Record set
+++++
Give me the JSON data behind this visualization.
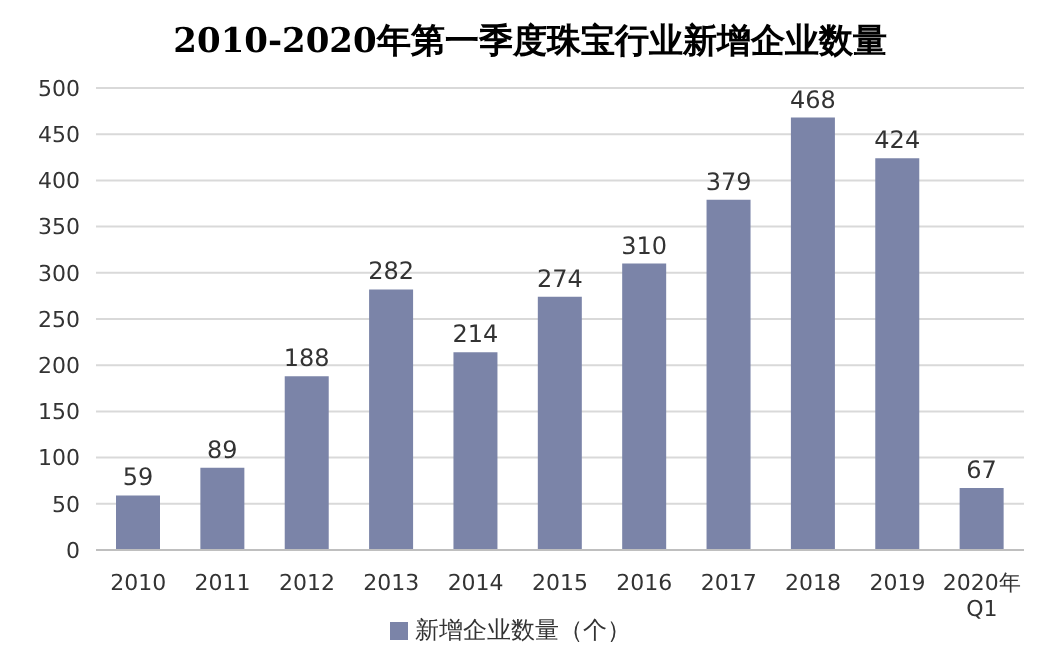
{
  "chart_data": {
    "type": "bar",
    "title": "2010-2020年第一季度珠宝行业新增企业数量",
    "categories": [
      "2010",
      "2011",
      "2012",
      "2013",
      "2014",
      "2015",
      "2016",
      "2017",
      "2018",
      "2019",
      "2020年Q1"
    ],
    "series": [
      {
        "name": "新增企业数量（个）",
        "color": "#7b84a8",
        "values": [
          59,
          89,
          188,
          282,
          214,
          274,
          310,
          379,
          468,
          424,
          67
        ]
      }
    ],
    "ylim": [
      0,
      500
    ],
    "yticks": [
      0,
      50,
      100,
      150,
      200,
      250,
      300,
      350,
      400,
      450,
      500
    ],
    "grid": "y",
    "legend": "bottom",
    "data_labels": true
  }
}
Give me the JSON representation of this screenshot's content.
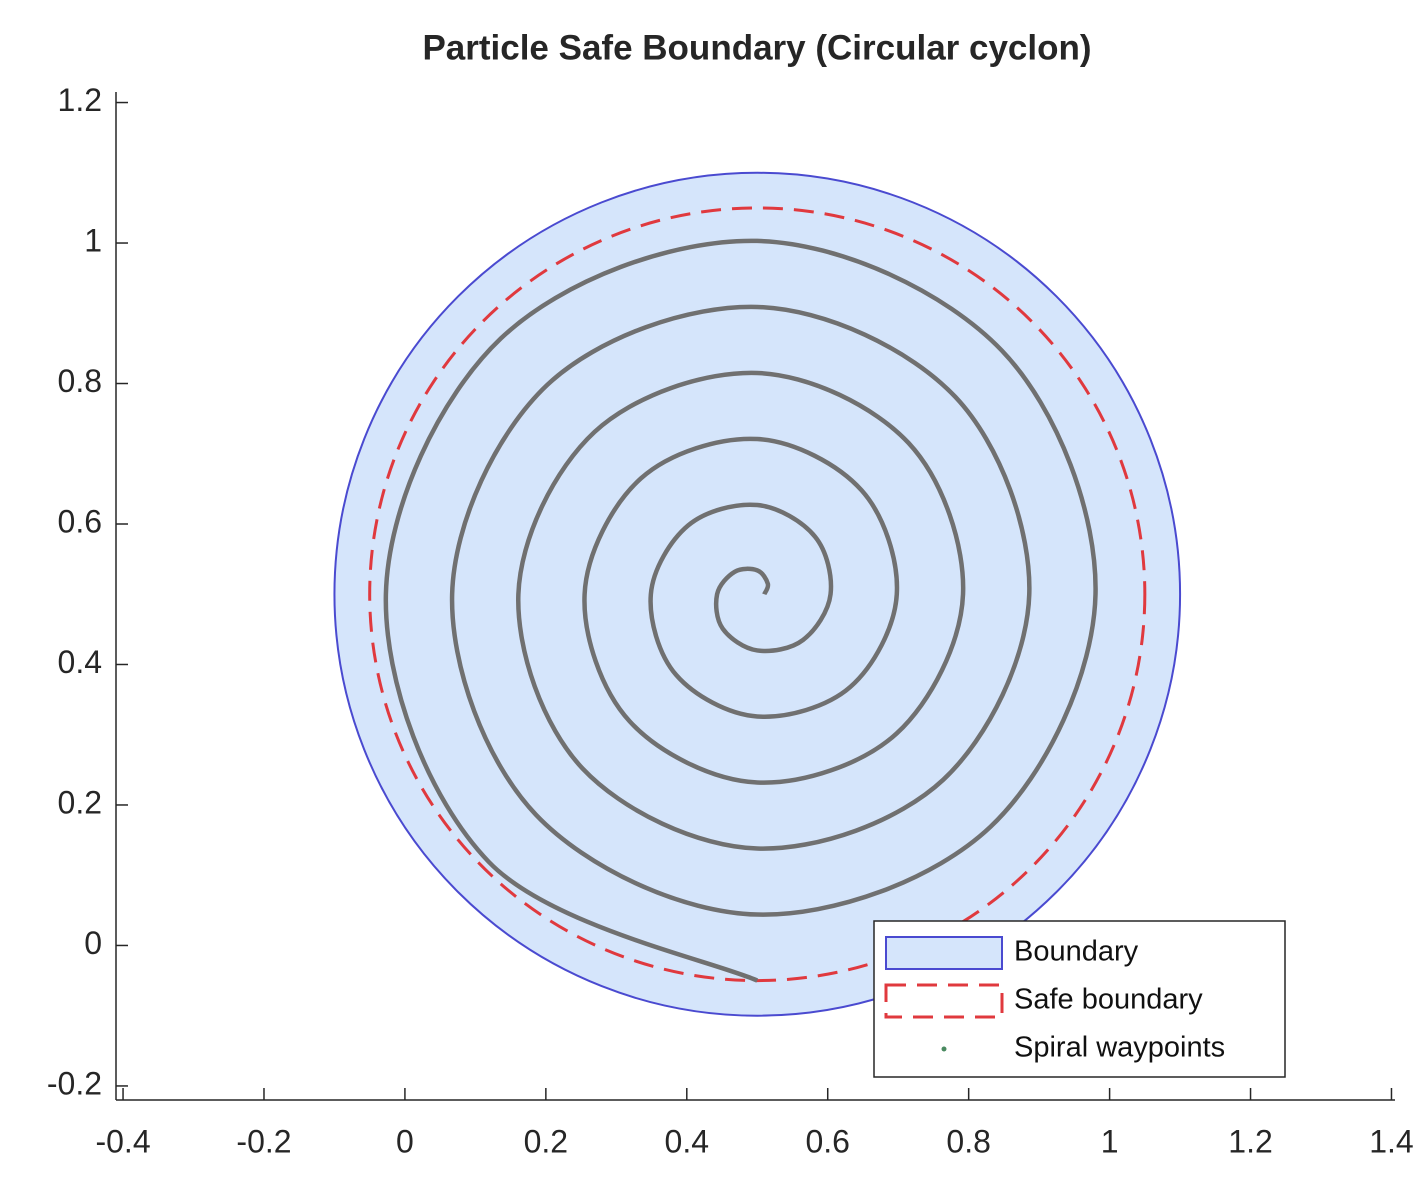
{
  "chart_data": {
    "type": "line",
    "title": "Particle Safe Boundary (Circular cyclon)",
    "xlim": [
      -0.41,
      1.405
    ],
    "ylim": [
      -0.22,
      1.215
    ],
    "xticks": [
      -0.4,
      -0.2,
      0,
      0.2,
      0.4,
      0.6,
      0.8,
      1,
      1.2,
      1.4
    ],
    "yticks": [
      -0.2,
      0,
      0.2,
      0.4,
      0.6,
      0.8,
      1,
      1.2
    ],
    "legend": "lower right",
    "series": [
      {
        "name": "Boundary",
        "color": "#4a4ad0",
        "fill": "#d5e5fb",
        "center": [
          0.5,
          0.5
        ],
        "radius": 0.6
      },
      {
        "name": "Safe boundary",
        "color": "#e0393e",
        "dashed": true,
        "center": [
          0.5,
          0.5
        ],
        "radius": 0.55
      },
      {
        "name": "Spiral waypoints",
        "color": "#707070",
        "x": [
          0.51,
          0.515,
          0.5,
          0.468,
          0.443,
          0.451,
          0.5,
          0.565,
          0.604,
          0.582,
          0.5,
          0.402,
          0.349,
          0.385,
          0.5,
          0.632,
          0.698,
          0.648,
          0.5,
          0.335,
          0.255,
          0.319,
          0.5,
          0.698,
          0.792,
          0.715,
          0.5,
          0.269,
          0.161,
          0.252,
          0.5,
          0.764,
          0.886,
          0.781,
          0.5,
          0.202,
          0.067,
          0.186,
          0.5,
          0.831,
          0.98,
          0.847,
          0.5,
          0.136,
          -0.027,
          0.119,
          0.5
        ],
        "y": [
          0.5,
          0.515,
          0.534,
          0.532,
          0.5,
          0.451,
          0.42,
          0.435,
          0.5,
          0.582,
          0.627,
          0.598,
          0.5,
          0.385,
          0.326,
          0.368,
          0.5,
          0.648,
          0.721,
          0.665,
          0.5,
          0.319,
          0.232,
          0.302,
          0.5,
          0.715,
          0.815,
          0.731,
          0.5,
          0.252,
          0.138,
          0.236,
          0.5,
          0.781,
          0.909,
          0.798,
          0.5,
          0.186,
          0.044,
          0.169,
          0.5,
          0.847,
          1.003,
          0.864,
          0.5,
          0.119,
          -0.05
        ]
      }
    ]
  }
}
+++++
Instructions for the task
Go over the records above and tally the lines with the word "Safe" in them. Give the number alone.

Expected output
2